Every line that holds the string "Mirror" is to be identified and copied.

▶ _Dataset records_:

··········

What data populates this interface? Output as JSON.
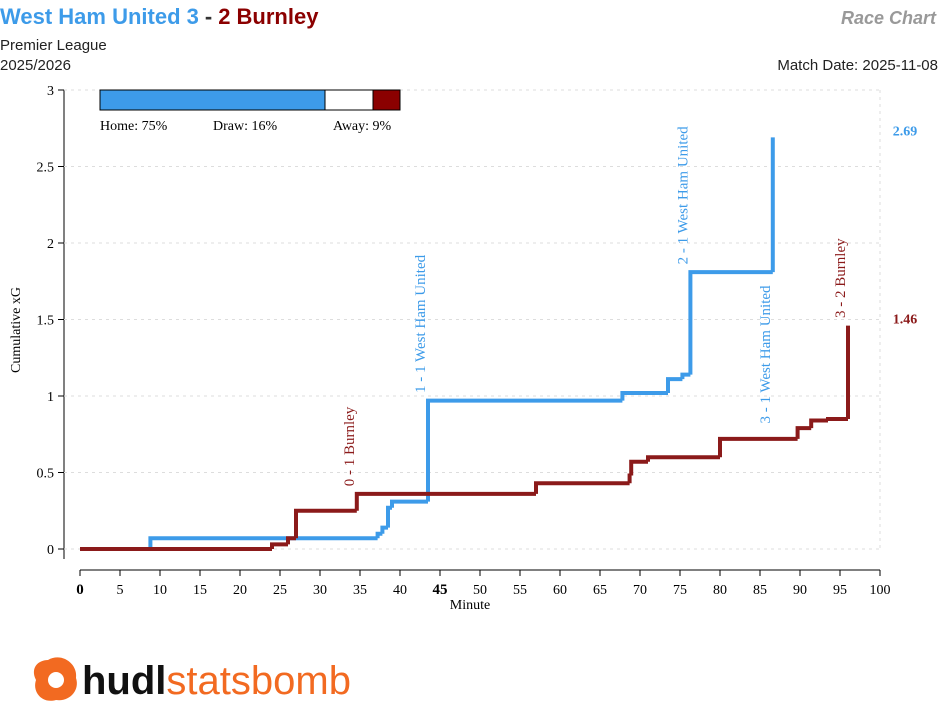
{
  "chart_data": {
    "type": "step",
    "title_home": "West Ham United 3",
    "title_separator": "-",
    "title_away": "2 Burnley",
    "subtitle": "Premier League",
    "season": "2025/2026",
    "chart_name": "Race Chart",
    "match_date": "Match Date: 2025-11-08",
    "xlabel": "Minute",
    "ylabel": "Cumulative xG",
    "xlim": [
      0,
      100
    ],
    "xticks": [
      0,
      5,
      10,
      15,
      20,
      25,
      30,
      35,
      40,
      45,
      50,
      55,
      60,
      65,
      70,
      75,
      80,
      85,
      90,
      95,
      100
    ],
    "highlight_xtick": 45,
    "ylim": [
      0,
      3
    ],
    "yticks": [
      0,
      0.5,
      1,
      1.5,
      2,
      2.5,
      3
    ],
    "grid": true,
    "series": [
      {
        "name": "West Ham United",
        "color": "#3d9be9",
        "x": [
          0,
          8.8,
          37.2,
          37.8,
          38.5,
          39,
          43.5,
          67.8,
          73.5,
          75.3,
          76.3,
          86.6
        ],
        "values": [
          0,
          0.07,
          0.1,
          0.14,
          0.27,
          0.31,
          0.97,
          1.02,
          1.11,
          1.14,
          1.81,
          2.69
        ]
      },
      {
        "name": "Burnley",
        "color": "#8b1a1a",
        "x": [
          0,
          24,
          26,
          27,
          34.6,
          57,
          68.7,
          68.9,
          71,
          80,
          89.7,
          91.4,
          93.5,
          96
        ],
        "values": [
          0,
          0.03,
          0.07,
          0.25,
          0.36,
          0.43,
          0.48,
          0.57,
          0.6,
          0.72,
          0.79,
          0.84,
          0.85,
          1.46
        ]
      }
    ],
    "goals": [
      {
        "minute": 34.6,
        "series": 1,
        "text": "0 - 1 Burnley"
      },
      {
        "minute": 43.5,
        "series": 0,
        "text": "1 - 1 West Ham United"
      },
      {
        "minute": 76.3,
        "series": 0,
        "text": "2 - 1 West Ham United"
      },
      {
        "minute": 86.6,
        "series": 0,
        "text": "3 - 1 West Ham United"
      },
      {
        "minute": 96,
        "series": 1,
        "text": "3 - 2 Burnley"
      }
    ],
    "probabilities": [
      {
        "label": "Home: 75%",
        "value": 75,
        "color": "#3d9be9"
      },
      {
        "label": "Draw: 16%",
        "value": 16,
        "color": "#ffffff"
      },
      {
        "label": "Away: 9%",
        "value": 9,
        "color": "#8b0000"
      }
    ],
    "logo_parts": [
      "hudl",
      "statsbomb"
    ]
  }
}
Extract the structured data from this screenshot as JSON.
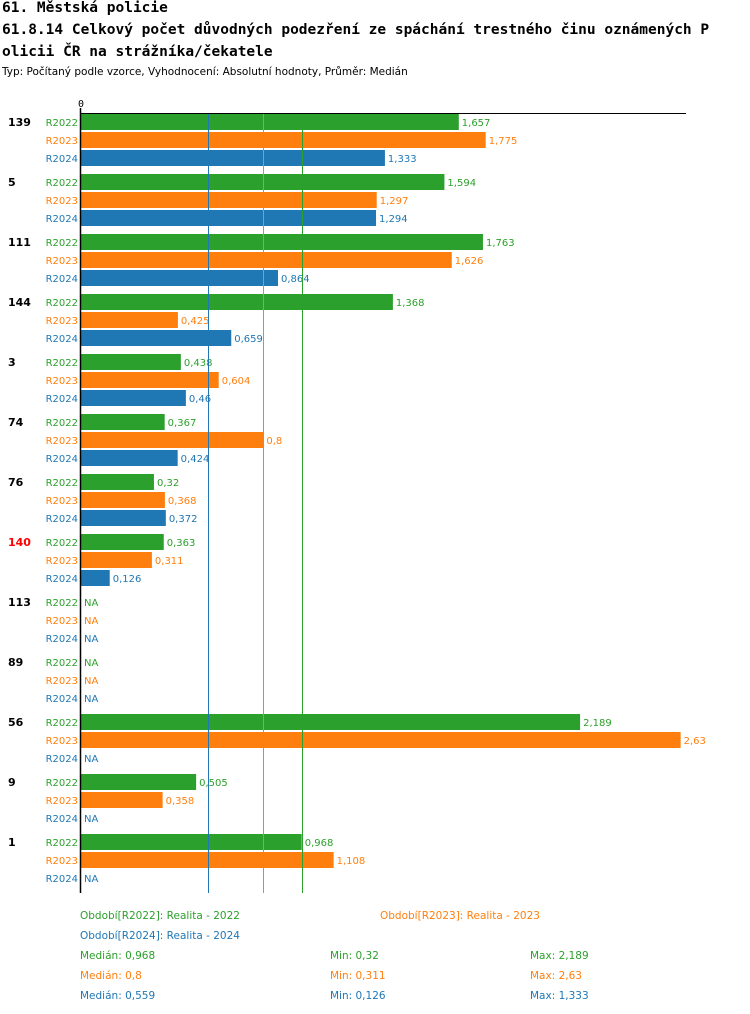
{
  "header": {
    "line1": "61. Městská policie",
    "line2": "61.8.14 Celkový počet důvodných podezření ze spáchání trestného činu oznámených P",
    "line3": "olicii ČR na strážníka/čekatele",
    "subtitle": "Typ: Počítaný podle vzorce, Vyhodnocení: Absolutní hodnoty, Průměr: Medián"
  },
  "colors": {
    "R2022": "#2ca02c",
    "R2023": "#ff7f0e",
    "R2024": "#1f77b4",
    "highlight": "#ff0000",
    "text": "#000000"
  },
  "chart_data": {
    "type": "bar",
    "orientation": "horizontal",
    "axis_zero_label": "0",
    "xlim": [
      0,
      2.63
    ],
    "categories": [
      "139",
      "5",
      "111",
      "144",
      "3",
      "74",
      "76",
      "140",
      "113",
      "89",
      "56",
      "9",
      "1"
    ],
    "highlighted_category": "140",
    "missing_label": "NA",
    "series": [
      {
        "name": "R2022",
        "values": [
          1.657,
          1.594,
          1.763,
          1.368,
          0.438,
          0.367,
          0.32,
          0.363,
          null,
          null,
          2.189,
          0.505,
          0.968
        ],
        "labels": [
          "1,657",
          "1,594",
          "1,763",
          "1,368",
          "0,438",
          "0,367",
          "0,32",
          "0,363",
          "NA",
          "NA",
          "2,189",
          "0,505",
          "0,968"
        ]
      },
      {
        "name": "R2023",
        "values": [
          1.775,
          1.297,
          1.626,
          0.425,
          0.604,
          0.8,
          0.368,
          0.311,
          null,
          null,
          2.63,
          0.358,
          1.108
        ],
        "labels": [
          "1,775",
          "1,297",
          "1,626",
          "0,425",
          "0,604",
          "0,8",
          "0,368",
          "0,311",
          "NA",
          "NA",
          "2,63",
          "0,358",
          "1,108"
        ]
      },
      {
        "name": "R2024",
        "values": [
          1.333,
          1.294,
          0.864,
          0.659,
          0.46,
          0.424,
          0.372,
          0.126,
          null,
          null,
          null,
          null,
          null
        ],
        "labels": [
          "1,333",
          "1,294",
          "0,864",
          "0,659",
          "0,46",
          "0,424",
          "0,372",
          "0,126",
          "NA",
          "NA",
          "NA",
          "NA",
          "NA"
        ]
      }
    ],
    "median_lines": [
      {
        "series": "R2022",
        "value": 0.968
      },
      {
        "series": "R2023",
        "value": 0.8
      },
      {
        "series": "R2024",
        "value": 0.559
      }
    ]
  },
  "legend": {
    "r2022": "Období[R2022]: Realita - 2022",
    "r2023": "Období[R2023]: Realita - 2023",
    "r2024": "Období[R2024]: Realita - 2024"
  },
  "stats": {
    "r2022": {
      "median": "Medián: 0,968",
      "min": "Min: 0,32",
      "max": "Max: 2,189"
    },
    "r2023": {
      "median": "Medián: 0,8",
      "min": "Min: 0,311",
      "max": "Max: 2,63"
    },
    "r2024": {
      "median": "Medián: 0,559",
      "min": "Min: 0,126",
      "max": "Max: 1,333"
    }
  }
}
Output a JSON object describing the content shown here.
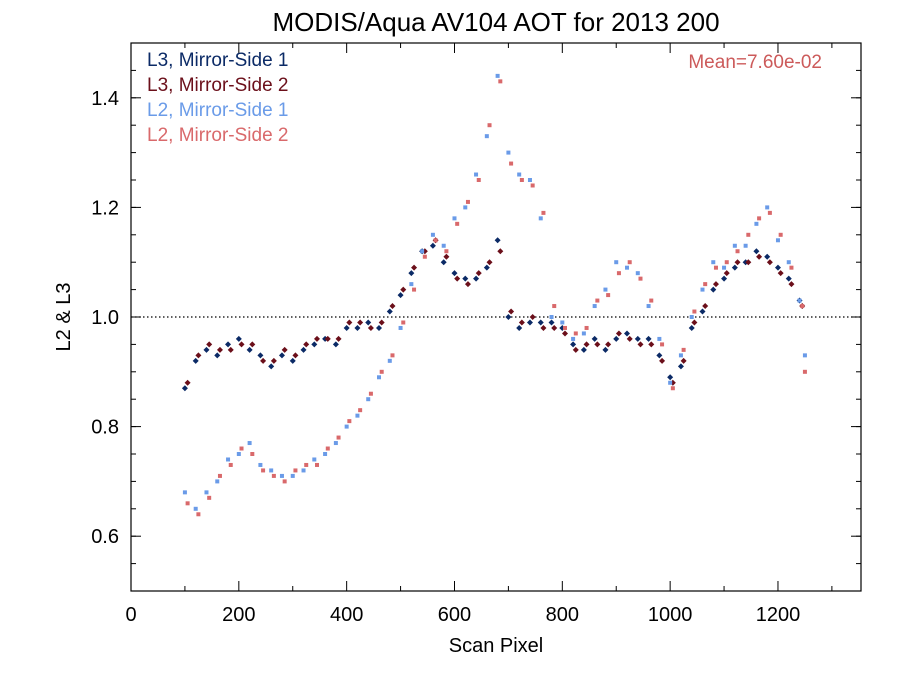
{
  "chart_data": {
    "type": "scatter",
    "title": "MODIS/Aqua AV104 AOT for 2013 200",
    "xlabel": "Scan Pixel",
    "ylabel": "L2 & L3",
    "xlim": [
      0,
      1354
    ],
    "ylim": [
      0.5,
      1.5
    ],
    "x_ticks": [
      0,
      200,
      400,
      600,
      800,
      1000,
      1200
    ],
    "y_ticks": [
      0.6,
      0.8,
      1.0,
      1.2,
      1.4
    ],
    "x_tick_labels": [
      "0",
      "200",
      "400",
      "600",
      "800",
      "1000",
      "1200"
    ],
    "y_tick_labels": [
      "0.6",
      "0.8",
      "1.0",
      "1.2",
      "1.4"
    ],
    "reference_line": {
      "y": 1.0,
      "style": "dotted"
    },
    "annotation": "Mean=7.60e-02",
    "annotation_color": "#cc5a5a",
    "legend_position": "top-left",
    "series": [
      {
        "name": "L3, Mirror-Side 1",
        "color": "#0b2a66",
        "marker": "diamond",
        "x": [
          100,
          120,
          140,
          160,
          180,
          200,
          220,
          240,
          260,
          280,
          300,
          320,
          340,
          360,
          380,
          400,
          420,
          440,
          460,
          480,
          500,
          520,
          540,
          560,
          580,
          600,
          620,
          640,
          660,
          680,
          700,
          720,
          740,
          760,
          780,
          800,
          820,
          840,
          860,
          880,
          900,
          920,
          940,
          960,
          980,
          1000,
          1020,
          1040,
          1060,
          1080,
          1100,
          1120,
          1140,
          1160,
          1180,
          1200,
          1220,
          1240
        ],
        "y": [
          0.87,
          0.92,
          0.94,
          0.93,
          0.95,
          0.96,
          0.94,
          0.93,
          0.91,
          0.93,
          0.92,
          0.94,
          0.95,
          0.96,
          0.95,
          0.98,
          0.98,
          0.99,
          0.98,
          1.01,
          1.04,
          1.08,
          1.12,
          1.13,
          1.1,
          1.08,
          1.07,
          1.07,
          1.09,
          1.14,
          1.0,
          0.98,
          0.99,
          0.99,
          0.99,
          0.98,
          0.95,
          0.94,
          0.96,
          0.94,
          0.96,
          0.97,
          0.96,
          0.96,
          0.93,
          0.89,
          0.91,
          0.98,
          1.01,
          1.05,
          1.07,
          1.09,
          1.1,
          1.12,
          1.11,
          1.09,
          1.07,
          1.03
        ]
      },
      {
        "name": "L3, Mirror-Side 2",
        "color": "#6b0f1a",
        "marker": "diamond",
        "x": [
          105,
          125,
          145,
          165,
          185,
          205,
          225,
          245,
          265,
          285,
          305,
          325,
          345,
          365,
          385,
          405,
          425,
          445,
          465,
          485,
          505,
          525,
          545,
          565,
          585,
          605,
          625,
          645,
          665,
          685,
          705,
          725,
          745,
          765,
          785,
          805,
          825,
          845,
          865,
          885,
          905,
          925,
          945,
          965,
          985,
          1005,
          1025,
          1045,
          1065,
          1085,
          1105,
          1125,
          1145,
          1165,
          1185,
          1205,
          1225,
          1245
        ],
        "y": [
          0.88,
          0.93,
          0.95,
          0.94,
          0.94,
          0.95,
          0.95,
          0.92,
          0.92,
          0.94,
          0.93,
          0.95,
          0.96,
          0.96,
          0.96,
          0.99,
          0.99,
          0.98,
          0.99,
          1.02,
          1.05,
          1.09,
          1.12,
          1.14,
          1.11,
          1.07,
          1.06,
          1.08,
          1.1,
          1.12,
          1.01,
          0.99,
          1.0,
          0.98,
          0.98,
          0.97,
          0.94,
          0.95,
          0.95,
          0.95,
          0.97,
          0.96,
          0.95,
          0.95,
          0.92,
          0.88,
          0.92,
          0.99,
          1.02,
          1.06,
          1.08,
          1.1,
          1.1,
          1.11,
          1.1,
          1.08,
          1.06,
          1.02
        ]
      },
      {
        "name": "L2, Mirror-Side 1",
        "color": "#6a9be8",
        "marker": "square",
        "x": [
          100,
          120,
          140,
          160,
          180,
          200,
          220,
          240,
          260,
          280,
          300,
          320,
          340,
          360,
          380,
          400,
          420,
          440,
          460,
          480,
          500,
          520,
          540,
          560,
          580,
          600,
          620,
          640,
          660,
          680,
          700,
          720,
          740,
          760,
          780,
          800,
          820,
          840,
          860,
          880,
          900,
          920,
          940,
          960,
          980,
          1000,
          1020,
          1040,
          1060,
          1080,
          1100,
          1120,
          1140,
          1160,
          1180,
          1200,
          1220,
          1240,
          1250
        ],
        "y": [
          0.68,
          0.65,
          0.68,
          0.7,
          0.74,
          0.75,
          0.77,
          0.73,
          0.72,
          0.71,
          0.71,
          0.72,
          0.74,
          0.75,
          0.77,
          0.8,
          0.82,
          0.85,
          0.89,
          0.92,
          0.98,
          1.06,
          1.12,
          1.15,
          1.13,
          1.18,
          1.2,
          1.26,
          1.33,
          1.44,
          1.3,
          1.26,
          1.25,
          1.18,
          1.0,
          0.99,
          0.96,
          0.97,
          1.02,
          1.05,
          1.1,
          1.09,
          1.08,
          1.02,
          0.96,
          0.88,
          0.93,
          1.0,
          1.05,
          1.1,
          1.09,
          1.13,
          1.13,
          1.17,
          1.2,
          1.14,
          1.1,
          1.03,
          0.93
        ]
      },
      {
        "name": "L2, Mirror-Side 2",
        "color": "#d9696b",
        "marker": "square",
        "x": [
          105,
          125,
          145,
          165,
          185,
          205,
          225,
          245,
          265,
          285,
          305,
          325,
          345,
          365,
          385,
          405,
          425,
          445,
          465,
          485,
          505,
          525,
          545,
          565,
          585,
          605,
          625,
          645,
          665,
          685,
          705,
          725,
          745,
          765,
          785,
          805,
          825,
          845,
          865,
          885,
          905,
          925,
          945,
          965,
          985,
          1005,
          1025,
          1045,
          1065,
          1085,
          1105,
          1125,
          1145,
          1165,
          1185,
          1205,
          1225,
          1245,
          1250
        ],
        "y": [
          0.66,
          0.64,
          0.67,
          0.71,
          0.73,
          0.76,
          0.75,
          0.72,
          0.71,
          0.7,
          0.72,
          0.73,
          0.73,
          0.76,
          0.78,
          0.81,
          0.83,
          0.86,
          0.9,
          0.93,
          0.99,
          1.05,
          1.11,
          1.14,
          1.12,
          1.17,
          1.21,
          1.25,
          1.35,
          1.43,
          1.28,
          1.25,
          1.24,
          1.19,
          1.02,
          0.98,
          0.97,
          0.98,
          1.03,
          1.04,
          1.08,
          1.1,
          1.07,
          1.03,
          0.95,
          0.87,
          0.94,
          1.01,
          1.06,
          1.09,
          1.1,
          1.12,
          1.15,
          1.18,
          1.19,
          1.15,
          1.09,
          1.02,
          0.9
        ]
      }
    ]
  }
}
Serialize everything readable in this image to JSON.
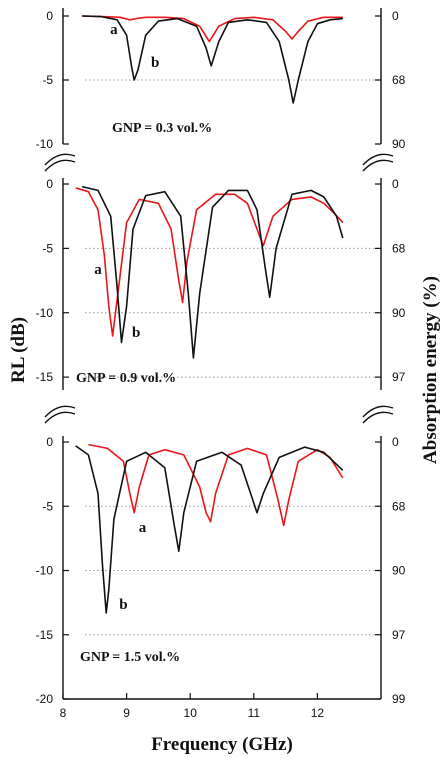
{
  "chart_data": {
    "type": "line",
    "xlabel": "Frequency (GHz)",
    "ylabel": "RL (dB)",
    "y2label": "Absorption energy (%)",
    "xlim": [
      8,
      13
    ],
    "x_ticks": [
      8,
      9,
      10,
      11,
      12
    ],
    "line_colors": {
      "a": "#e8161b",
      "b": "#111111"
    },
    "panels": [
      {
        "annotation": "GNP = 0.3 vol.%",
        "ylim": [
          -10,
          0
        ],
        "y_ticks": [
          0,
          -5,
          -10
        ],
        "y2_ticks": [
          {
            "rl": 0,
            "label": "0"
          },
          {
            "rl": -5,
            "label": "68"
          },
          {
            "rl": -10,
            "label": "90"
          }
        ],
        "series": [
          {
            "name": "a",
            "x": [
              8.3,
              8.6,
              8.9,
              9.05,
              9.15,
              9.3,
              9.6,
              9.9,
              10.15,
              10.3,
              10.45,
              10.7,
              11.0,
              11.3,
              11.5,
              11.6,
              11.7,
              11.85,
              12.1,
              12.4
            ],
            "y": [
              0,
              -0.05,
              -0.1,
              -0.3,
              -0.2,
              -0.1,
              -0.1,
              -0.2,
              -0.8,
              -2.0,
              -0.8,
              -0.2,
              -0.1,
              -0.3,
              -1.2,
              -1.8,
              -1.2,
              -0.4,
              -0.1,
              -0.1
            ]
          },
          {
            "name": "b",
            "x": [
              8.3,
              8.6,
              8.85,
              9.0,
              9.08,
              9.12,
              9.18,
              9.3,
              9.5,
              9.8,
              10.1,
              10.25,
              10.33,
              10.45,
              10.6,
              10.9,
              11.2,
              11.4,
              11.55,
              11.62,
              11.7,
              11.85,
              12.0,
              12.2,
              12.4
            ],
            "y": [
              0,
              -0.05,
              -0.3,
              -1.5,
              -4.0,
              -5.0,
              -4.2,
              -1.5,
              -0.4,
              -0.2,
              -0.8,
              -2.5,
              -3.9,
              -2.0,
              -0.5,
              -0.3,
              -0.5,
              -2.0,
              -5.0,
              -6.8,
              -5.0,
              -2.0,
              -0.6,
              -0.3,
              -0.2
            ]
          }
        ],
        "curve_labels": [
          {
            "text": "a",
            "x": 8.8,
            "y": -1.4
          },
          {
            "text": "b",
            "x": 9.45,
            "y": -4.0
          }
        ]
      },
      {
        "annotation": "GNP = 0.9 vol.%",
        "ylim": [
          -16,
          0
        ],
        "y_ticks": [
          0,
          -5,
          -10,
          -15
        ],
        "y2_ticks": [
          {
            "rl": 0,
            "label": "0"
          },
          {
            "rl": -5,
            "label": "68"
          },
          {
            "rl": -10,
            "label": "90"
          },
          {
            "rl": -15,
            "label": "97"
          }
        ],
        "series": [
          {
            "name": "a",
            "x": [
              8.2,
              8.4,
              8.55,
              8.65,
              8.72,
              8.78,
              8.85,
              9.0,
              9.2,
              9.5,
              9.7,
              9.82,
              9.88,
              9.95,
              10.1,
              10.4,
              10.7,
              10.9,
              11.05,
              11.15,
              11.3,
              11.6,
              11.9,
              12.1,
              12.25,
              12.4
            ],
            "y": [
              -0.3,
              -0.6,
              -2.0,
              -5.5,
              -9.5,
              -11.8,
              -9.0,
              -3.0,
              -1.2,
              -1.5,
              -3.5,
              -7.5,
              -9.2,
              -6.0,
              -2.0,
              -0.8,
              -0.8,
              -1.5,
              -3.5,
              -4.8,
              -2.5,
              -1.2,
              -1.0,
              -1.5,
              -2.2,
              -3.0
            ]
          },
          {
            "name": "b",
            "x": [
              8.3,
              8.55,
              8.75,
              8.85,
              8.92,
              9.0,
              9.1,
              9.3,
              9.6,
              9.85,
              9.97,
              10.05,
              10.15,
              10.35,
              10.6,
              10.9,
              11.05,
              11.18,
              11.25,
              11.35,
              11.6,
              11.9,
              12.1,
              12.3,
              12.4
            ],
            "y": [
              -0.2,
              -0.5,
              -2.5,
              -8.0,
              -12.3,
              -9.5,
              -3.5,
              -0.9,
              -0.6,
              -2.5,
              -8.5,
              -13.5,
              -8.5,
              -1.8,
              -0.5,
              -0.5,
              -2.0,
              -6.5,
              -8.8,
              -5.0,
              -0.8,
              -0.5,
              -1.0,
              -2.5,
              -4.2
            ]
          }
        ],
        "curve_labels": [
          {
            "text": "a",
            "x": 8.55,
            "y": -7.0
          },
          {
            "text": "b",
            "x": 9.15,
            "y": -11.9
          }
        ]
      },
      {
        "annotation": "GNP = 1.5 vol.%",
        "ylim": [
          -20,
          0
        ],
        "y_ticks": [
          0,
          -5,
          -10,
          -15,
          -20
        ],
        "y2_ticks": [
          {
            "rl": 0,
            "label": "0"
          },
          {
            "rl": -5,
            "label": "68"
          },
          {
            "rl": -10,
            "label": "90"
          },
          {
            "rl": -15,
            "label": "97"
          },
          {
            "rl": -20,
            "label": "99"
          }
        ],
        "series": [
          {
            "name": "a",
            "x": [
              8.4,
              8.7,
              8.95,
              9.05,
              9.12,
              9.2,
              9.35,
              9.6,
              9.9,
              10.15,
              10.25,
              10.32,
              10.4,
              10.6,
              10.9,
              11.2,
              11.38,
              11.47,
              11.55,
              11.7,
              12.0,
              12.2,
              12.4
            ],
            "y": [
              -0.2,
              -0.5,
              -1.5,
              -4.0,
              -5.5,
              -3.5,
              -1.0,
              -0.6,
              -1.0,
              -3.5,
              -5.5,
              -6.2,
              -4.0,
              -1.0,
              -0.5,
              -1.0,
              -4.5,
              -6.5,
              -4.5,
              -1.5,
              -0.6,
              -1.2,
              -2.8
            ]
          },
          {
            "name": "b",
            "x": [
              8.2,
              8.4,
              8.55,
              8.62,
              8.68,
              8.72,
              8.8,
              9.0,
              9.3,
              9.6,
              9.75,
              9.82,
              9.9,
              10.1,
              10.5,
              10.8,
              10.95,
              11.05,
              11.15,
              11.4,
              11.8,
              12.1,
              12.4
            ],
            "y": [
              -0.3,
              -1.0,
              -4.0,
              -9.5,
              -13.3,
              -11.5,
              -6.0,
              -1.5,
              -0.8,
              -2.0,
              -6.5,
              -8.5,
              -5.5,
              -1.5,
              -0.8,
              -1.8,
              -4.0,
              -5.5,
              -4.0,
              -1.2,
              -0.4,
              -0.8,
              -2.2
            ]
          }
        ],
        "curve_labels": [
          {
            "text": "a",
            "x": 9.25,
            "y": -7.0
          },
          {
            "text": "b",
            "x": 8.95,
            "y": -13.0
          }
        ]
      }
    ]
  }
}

··········

▶ _Answer_:
        "name": "L3, Mirror-Side 1",
        "name": "L3, Mirror-Side 2",
        "name": "L2, Mirror-Side 1",
        "name": "L2, Mirror-Side 2",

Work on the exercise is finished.